> Directive
Output all lines exactly, with nothing added or dropped.

_ _ _ _ _

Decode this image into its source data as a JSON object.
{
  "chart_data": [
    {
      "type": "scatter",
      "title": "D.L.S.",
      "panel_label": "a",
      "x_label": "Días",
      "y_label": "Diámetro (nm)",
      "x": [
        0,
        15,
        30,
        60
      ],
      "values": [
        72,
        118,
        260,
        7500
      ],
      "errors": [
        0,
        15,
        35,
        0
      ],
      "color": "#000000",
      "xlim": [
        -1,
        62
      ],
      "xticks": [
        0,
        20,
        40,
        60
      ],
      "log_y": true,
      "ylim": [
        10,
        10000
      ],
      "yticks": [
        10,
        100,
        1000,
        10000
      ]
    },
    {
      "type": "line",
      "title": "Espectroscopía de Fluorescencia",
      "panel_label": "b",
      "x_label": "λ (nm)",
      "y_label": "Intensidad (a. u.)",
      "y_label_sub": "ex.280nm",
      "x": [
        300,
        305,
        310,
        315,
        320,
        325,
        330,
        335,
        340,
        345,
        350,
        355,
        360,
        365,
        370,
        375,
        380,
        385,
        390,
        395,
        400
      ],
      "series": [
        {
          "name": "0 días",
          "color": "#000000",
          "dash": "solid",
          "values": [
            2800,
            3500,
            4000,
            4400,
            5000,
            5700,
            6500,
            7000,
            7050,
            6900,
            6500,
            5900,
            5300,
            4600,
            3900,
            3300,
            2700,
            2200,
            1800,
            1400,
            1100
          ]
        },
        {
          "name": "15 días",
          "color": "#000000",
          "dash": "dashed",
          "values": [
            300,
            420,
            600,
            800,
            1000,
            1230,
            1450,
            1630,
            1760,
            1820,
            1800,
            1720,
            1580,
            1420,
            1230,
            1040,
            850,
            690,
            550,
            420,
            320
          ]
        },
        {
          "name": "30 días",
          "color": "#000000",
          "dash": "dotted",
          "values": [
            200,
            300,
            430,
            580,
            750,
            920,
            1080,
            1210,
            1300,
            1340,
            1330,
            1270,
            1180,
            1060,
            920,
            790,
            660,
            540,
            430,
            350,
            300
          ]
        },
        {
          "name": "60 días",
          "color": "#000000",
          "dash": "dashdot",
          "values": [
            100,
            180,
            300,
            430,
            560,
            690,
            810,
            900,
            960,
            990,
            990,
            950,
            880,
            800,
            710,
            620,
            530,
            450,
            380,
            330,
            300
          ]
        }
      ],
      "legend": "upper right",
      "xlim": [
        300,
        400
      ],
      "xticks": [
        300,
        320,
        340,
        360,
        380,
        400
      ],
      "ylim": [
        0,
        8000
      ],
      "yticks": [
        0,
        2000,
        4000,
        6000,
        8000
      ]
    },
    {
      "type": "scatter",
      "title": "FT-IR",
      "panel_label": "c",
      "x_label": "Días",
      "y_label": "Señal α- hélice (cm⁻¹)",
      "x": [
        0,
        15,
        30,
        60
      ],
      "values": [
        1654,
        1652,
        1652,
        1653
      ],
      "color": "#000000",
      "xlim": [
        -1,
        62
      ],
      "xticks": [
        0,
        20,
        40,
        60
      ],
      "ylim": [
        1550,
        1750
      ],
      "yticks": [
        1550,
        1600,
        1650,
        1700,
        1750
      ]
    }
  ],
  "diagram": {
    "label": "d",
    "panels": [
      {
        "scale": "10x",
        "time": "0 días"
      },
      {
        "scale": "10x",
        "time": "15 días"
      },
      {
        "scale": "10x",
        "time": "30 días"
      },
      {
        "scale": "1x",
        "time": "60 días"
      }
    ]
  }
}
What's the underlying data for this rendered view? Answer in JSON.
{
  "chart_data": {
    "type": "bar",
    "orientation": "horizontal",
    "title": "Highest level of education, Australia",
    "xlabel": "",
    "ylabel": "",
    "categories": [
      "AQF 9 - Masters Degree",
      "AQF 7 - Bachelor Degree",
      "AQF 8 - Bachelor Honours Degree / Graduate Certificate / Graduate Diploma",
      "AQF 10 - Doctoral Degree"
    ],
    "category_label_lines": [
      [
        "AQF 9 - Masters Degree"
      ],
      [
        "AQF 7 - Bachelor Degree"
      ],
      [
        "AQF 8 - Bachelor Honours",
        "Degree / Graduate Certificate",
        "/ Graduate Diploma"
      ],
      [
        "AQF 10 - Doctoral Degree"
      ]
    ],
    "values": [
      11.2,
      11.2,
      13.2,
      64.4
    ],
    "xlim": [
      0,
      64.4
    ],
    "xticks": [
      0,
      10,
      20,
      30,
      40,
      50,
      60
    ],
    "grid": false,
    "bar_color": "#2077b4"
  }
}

_ _ _ _ _

> Correct response
Decode this image into its source data as a JSON object.
{
  "chart_data": [
    {
      "type": "scatter",
      "title": "D.L.S.",
      "panel_label": "a",
      "x_label": "Días",
      "y_label": "Diámetro (nm)",
      "x": [
        0,
        15,
        30,
        60
      ],
      "values": [
        72,
        118,
        260,
        7500
      ],
      "errors": [
        0,
        15,
        35,
        0
      ],
      "color": "#000000",
      "xlim": [
        -1,
        62
      ],
      "xticks": [
        0,
        20,
        40,
        60
      ],
      "log_y": true,
      "ylim": [
        10,
        10000
      ],
      "yticks": [
        10,
        100,
        1000,
        10000
      ]
    },
    {
      "type": "line",
      "title": "Espectroscopía de Fluorescencia",
      "panel_label": "b",
      "x_label": "λ (nm)",
      "y_label": "Intensidad (a. u.)",
      "y_label_sub": "ex.280nm",
      "x": [
        300,
        305,
        310,
        315,
        320,
        325,
        330,
        335,
        340,
        345,
        350,
        355,
        360,
        365,
        370,
        375,
        380,
        385,
        390,
        395,
        400
      ],
      "series": [
        {
          "name": "0 días",
          "color": "#000000",
          "dash": "solid",
          "values": [
            2800,
            3500,
            4000,
            4400,
            5000,
            5700,
            6500,
            7000,
            7050,
            6900,
            6500,
            5900,
            5300,
            4600,
            3900,
            3300,
            2700,
            2200,
            1800,
            1400,
            1100
          ]
        },
        {
          "name": "15 días",
          "color": "#000000",
          "dash": "dashed",
          "values": [
            300,
            420,
            600,
            800,
            1000,
            1230,
            1450,
            1630,
            1760,
            1820,
            1800,
            1720,
            1580,
            1420,
            1230,
            1040,
            850,
            690,
            550,
            420,
            320
          ]
        },
        {
          "name": "30 días",
          "color": "#000000",
          "dash": "dotted",
          "values": [
            200,
            300,
            430,
            580,
            750,
            920,
            1080,
            1210,
            1300,
            1340,
            1330,
            1270,
            1180,
            1060,
            920,
            790,
            660,
            540,
            430,
            350,
            300
          ]
        },
        {
          "name": "60 días",
          "color": "#000000",
          "dash": "dashdot",
          "values": [
            100,
            180,
            300,
            430,
            560,
            690,
            810,
            900,
            960,
            990,
            990,
            950,
            880,
            800,
            710,
            620,
            530,
            450,
            380,
            330,
            300
          ]
        }
      ],
      "legend": "upper right",
      "xlim": [
        300,
        400
      ],
      "xticks": [
        300,
        320,
        340,
        360,
        380,
        400
      ],
      "ylim": [
        0,
        8000
      ],
      "yticks": [
        0,
        2000,
        4000,
        6000,
        8000
      ]
    },
    {
      "type": "scatter",
      "title": "FT-IR",
      "panel_label": "c",
      "x_label": "Días",
      "y_label": "Señal α- hélice (cm⁻¹)",
      "x": [
        0,
        15,
        30,
        60
      ],
      "values": [
        1654,
        1652,
        1652,
        1653
      ],
      "color": "#000000",
      "xlim": [
        -1,
        62
      ],
      "xticks": [
        0,
        20,
        40,
        60
      ],
      "ylim": [
        1550,
        1750
      ],
      "yticks": [
        1550,
        1600,
        1650,
        1700,
        1750
      ]
    }
  ],
  "diagram": {
    "label": "d",
    "panels": [
      {
        "scale": "10x",
        "time": "0 días"
      },
      {
        "scale": "10x",
        "time": "15 días"
      },
      {
        "scale": "10x",
        "time": "30 días"
      },
      {
        "scale": "1x",
        "time": "60 días"
      }
    ]
  }
}
What's the underlying data for this rendered view? Answer in JSON.
{
  "chart_data": {
    "type": "bar",
    "orientation": "horizontal",
    "title": "Highest level of education, Australia",
    "xlabel": "",
    "ylabel": "",
    "categories": [
      "AQF 9 - Masters Degree",
      "AQF 7 - Bachelor Degree",
      "AQF 8 - Bachelor Honours Degree / Graduate Certificate / Graduate Diploma",
      "AQF 10 - Doctoral Degree"
    ],
    "category_label_lines": [
      [
        "AQF 9 - Masters Degree"
      ],
      [
        "AQF 7 - Bachelor Degree"
      ],
      [
        "AQF 8 - Bachelor Honours",
        "Degree / Graduate Certificate",
        "/ Graduate Diploma"
      ],
      [
        "AQF 10 - Doctoral Degree"
      ]
    ],
    "values": [
      11.2,
      11.2,
      13.2,
      64.4
    ],
    "xlim": [
      0,
      64.4
    ],
    "xticks": [
      0,
      10,
      20,
      30,
      40,
      50,
      60
    ],
    "grid": false,
    "bar_color": "#2077b4"
  }
}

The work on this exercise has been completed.